::: RECORDS SUPPLIED :::
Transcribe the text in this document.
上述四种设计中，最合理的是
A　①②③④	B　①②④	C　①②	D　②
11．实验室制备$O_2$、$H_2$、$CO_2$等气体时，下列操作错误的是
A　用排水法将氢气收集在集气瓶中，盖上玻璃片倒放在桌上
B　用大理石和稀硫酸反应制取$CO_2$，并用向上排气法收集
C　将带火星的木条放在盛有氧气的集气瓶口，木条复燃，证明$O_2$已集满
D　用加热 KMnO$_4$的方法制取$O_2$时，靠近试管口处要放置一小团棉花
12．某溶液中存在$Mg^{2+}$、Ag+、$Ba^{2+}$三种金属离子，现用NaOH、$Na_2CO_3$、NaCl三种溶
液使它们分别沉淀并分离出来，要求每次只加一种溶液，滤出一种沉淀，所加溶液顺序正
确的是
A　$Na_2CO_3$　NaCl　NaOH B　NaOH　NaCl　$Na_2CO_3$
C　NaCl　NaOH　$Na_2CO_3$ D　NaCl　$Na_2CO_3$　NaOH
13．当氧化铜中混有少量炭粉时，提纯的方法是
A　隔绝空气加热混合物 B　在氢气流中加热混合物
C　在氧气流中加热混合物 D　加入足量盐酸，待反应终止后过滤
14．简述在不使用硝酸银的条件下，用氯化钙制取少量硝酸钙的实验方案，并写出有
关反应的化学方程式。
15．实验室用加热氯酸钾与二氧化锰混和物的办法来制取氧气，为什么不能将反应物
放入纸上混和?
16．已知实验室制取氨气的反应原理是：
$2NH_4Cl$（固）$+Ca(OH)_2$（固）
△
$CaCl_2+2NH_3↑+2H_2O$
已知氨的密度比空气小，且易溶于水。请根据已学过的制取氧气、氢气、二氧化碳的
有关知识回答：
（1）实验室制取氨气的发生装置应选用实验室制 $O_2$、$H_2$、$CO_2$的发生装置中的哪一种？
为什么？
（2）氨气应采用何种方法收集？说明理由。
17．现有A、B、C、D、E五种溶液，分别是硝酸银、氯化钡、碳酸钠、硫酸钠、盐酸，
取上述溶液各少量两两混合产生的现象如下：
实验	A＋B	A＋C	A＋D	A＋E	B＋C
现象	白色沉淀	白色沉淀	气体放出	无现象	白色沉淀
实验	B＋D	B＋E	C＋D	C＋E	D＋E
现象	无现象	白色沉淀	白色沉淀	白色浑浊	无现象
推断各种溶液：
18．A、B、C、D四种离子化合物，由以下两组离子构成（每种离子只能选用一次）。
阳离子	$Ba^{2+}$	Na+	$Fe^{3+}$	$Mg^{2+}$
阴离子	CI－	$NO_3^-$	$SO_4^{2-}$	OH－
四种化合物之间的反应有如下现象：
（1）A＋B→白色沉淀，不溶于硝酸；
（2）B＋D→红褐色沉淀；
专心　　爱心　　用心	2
:::
> AIM:
Output all preceding records character for character.

> OUTPUT OF THE EXERCISE:
Transcribe the text in this document.
上述四种设计中，最合理的是
A　①②③④	B　①②④	C　①②	D　②
11．实验室制备$O_2$、$H_2$、$CO_2$等气体时，下列操作错误的是
A　用排水法将氢气收集在集气瓶中，盖上玻璃片倒放在桌上
B　用大理石和稀硫酸反应制取$CO_2$，并用向上排气法收集
C　将带火星的木条放在盛有氧气的集气瓶口，木条复燃，证明$O_2$已集满
D　用加热 KMnO$_4$的方法制取$O_2$时，靠近试管口处要放置一小团棉花
12．某溶液中存在$Mg^{2+}$、Ag+、$Ba^{2+}$三种金属离子，现用NaOH、$Na_2CO_3$、NaCl三种溶
液使它们分别沉淀并分离出来，要求每次只加一种溶液，滤出一种沉淀，所加溶液顺序正
确的是
A　$Na_2CO_3$　NaCl　NaOH B　NaOH　NaCl　$Na_2CO_3$
C　NaCl　NaOH　$Na_2CO_3$ D　NaCl　$Na_2CO_3$　NaOH
13．当氧化铜中混有少量炭粉时，提纯的方法是
A　隔绝空气加热混合物 B　在氢气流中加热混合物
C　在氧气流中加热混合物 D　加入足量盐酸，待反应终止后过滤
14．简述在不使用硝酸银的条件下，用氯化钙制取少量硝酸钙的实验方案，并写出有
关反应的化学方程式。
15．实验室用加热氯酸钾与二氧化锰混和物的办法来制取氧气，为什么不能将反应物
放入纸上混和?
16．已知实验室制取氨气的反应原理是：
$2NH_4Cl$（固）$+Ca(OH)_2$（固）
△
$CaCl_2+2NH_3↑+2H_2O$
已知氨的密度比空气小，且易溶于水。请根据已学过的制取氧气、氢气、二氧化碳的
有关知识回答：
（1）实验室制取氨气的发生装置应选用实验室制 $O_2$、$H_2$、$CO_2$的发生装置中的哪一种？
为什么？
（2）氨气应采用何种方法收集？说明理由。
17．现有A、B、C、D、E五种溶液，分别是硝酸银、氯化钡、碳酸钠、硫酸钠、盐酸，
取上述溶液各少量两两混合产生的现象如下：
实验	A＋B	A＋C	A＋D	A＋E	B＋C
现象	白色沉淀	白色沉淀	气体放出	无现象	白色沉淀
实验	B＋D	B＋E	C＋D	C＋E	D＋E
现象	无现象	白色沉淀	白色沉淀	白色浑浊	无现象
推断各种溶液：
18．A、B、C、D四种离子化合物，由以下两组离子构成（每种离子只能选用一次）。
阳离子	$Ba^{2+}$	Na+	$Fe^{3+}$	$Mg^{2+}$
阴离子	CI－	$NO_3^-$	$SO_4^{2-}$	OH－
四种化合物之间的反应有如下现象：
（1）A＋B→白色沉淀，不溶于硝酸；
（2）B＋D→红褐色沉淀；
专心　　爱心　　用心	2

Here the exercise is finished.